▶ [Exercise details] Set down each record below precisely, skipping the pictures.

-- Start Material --

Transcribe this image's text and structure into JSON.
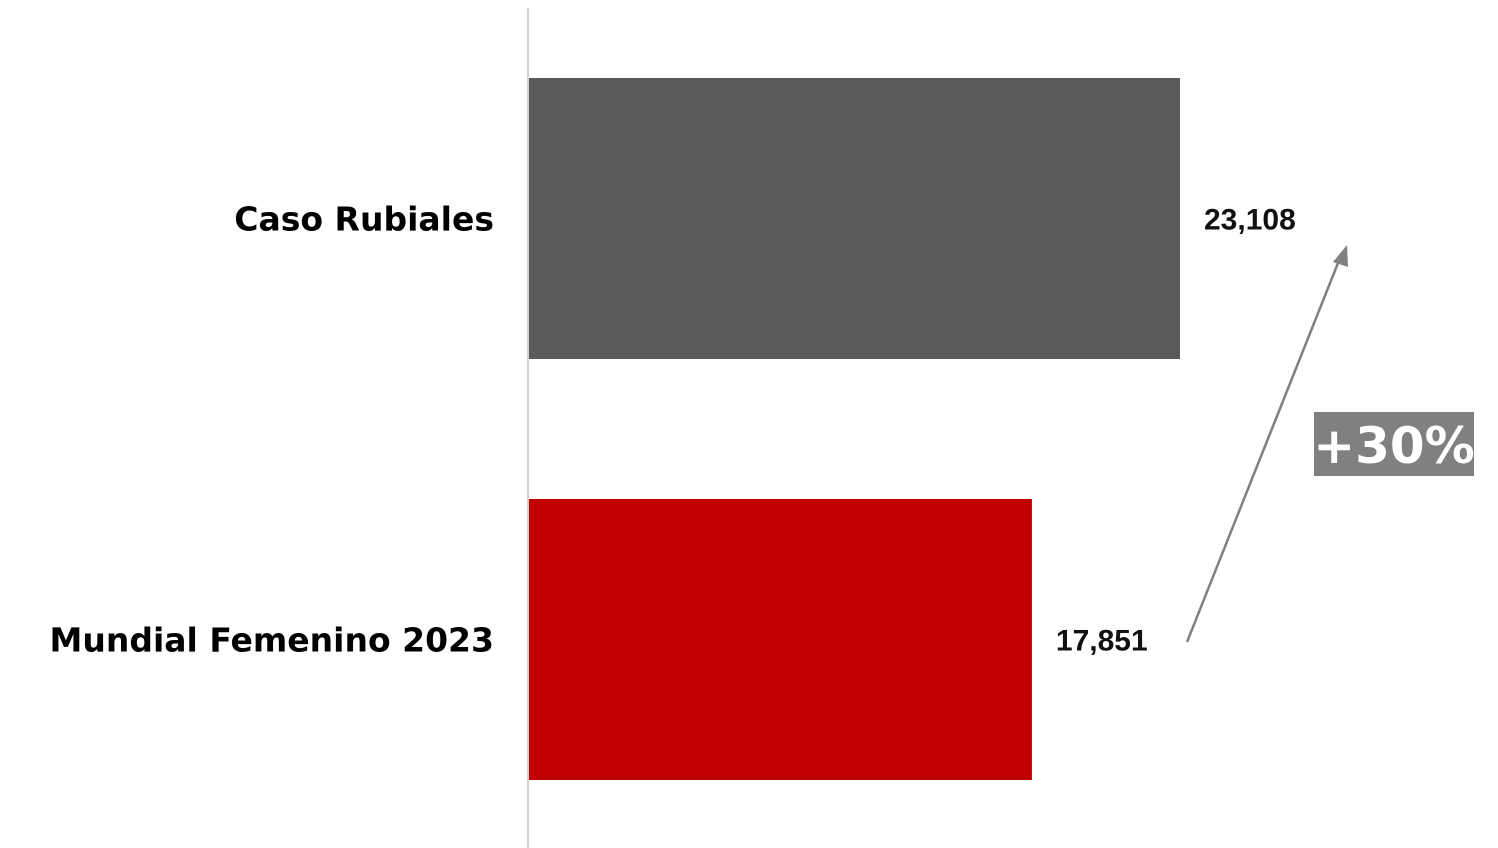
{
  "chart_data": {
    "type": "bar",
    "orientation": "horizontal",
    "categories": [
      "Caso Rubiales",
      "Mundial Femenino 2023"
    ],
    "values": [
      23108,
      17851
    ],
    "value_labels": [
      "23,108",
      "17,851"
    ],
    "colors": [
      "#5a5a5a",
      "#c00000"
    ],
    "xlim": [
      0,
      23108
    ],
    "grid": false,
    "legend": "none",
    "annotation": {
      "text": "+30%",
      "from": "Mundial Femenino 2023",
      "to": "Caso Rubiales",
      "arrow_color": "#808080",
      "badge_color": "#808080"
    }
  }
}
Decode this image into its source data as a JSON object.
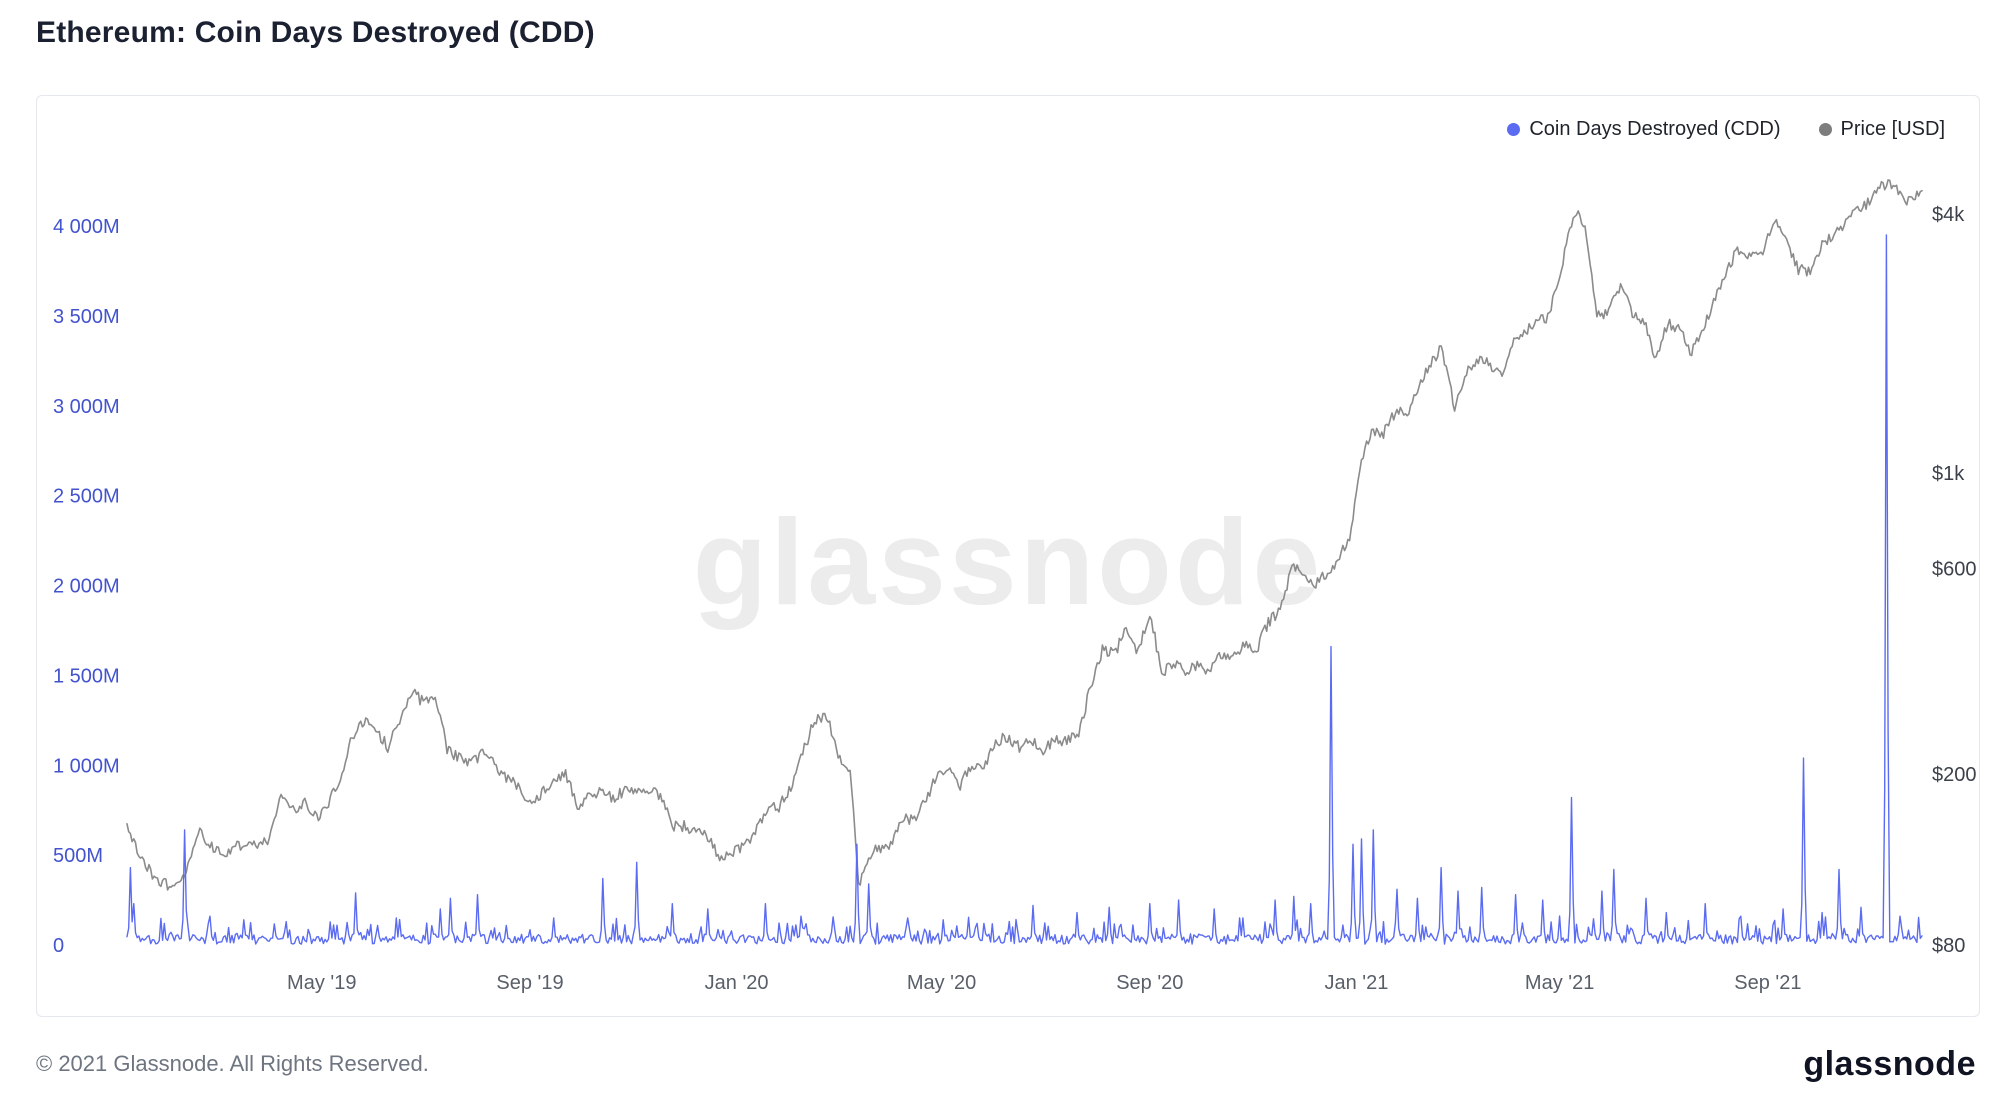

-- End Material --

▶ [Solution for this exercise]
Transcribe this image's text and structure into JSON.
{
  "chart_data": {
    "type": "bar",
    "orientation": "horizontal",
    "categories": [
      "Caso Rubiales",
      "Mundial Femenino 2023"
    ],
    "values": [
      23108,
      17851
    ],
    "value_labels": [
      "23,108",
      "17,851"
    ],
    "colors": [
      "#5a5a5a",
      "#c00000"
    ],
    "xlim": [
      0,
      23108
    ],
    "grid": false,
    "legend": "none",
    "annotation": {
      "text": "+30%",
      "from": "Mundial Femenino 2023",
      "to": "Caso Rubiales",
      "arrow_color": "#808080",
      "badge_color": "#808080"
    }
  }
}
Decode this image into its source data as a JSON object.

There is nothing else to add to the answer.